> _What is being asked_
Images do not belong in the copy. Retype all the entries below exactly.

> _Listed entries_
[Start]
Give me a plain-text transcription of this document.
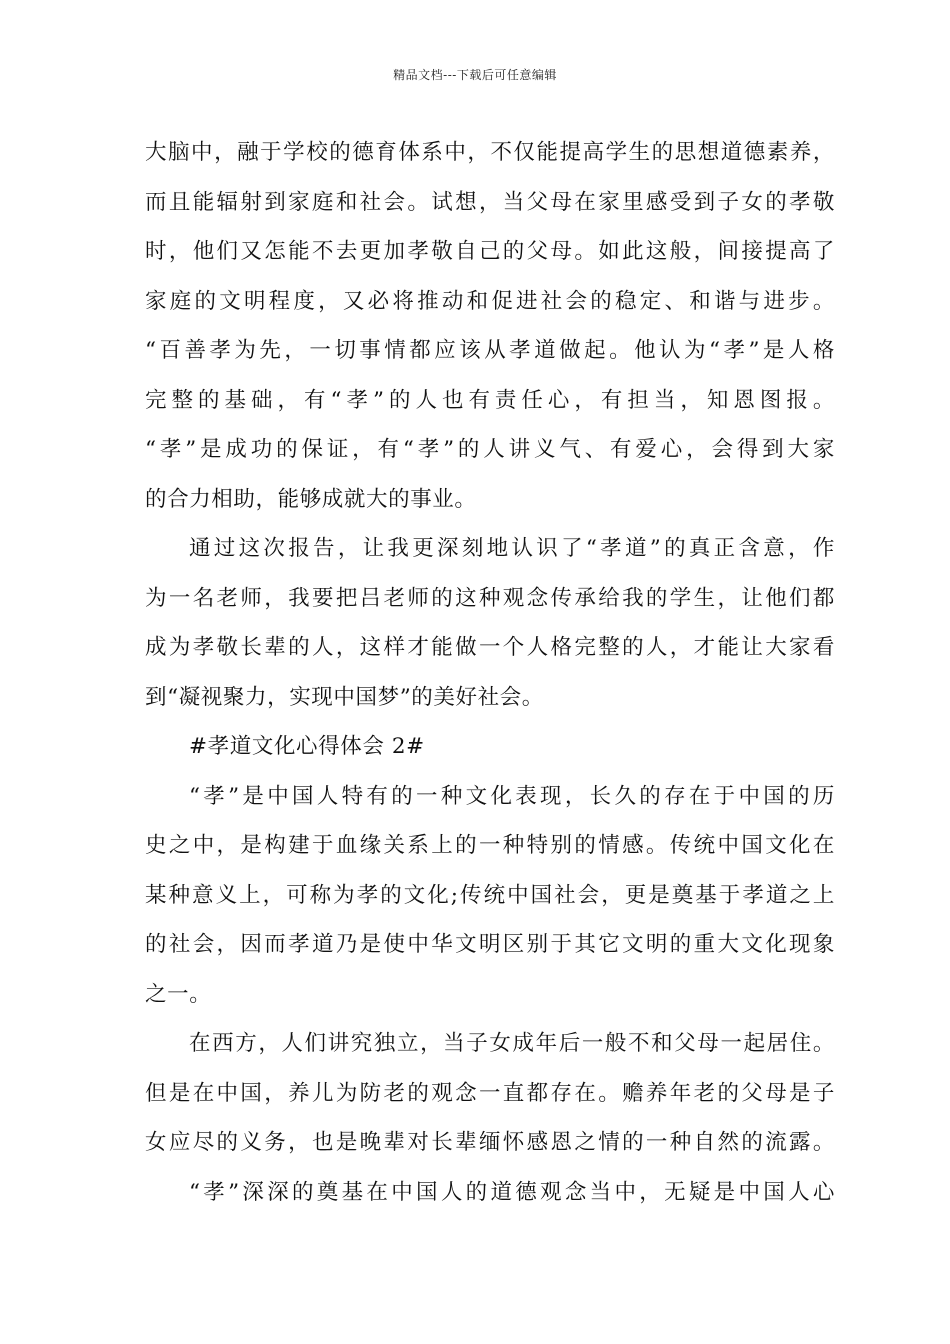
精品文档---下载后可任意编辑
大脑中，融于学校的德育体系中，不仅能提高学生的思想道德素养，
而且能辐射到家庭和社会。试想，当父母在家里感受到子女的孝敬
时，他们又怎能不去更加孝敬自己的父母。如此这般，间接提高了
家庭的文明程度，又必将推动和促进社会的稳定、和谐与进步。
“百善孝为先，一切事情都应该从孝道做起。他认为“孝”是人格
完整的基础，有“孝”的人也有责任心，有担当，知恩图报。
“孝”是成功的保证，有“孝”的人讲义气、有爱心，会得到大家
的合力相助，能够成就大的事业。
通过这次报告，让我更深刻地认识了“孝道”的真正含意，作
为一名老师，我要把吕老师的这种观念传承给我的学生，让他们都
成为孝敬长辈的人，这样才能做一个人格完整的人，才能让大家看
到“凝视聚力，实现中国梦”的美好社会。
#孝道文化心得体会 2#
“孝”是中国人特有的一种文化表现，长久的存在于中国的历
史之中，是构建于血缘关系上的一种特别的情感。传统中国文化在
某种意义上，可称为孝的文化;传统中国社会，更是奠基于孝道之上
的社会，因而孝道乃是使中华文明区别于其它文明的重大文化现象
之一。
在西方，人们讲究独立，当子女成年后一般不和父母一起居住。
但是在中国，养儿为防老的观念一直都存在。赡养年老的父母是子
女应尽的义务，也是晚辈对长辈缅怀感恩之情的一种自然的流露。
“孝”深深的奠基在中国人的道德观念当中，无疑是中国人心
[End]
> _Solved exercise_
Give me a plain-text transcription of this document.
精品文档---下载后可任意编辑
大脑中，融于学校的德育体系中，不仅能提高学生的思想道德素养，
而且能辐射到家庭和社会。试想，当父母在家里感受到子女的孝敬
时，他们又怎能不去更加孝敬自己的父母。如此这般，间接提高了
家庭的文明程度，又必将推动和促进社会的稳定、和谐与进步。
“百善孝为先，一切事情都应该从孝道做起。他认为“孝”是人格
完整的基础，有“孝”的人也有责任心，有担当，知恩图报。
“孝”是成功的保证，有“孝”的人讲义气、有爱心，会得到大家
的合力相助，能够成就大的事业。
通过这次报告，让我更深刻地认识了“孝道”的真正含意，作
为一名老师，我要把吕老师的这种观念传承给我的学生，让他们都
成为孝敬长辈的人，这样才能做一个人格完整的人，才能让大家看
到“凝视聚力，实现中国梦”的美好社会。
#孝道文化心得体会 2#
“孝”是中国人特有的一种文化表现，长久的存在于中国的历
史之中，是构建于血缘关系上的一种特别的情感。传统中国文化在
某种意义上，可称为孝的文化;传统中国社会，更是奠基于孝道之上
的社会，因而孝道乃是使中华文明区别于其它文明的重大文化现象
之一。
在西方，人们讲究独立，当子女成年后一般不和父母一起居住。
但是在中国，养儿为防老的观念一直都存在。赡养年老的父母是子
女应尽的义务，也是晚辈对长辈缅怀感恩之情的一种自然的流露。
“孝”深深的奠基在中国人的道德观念当中，无疑是中国人心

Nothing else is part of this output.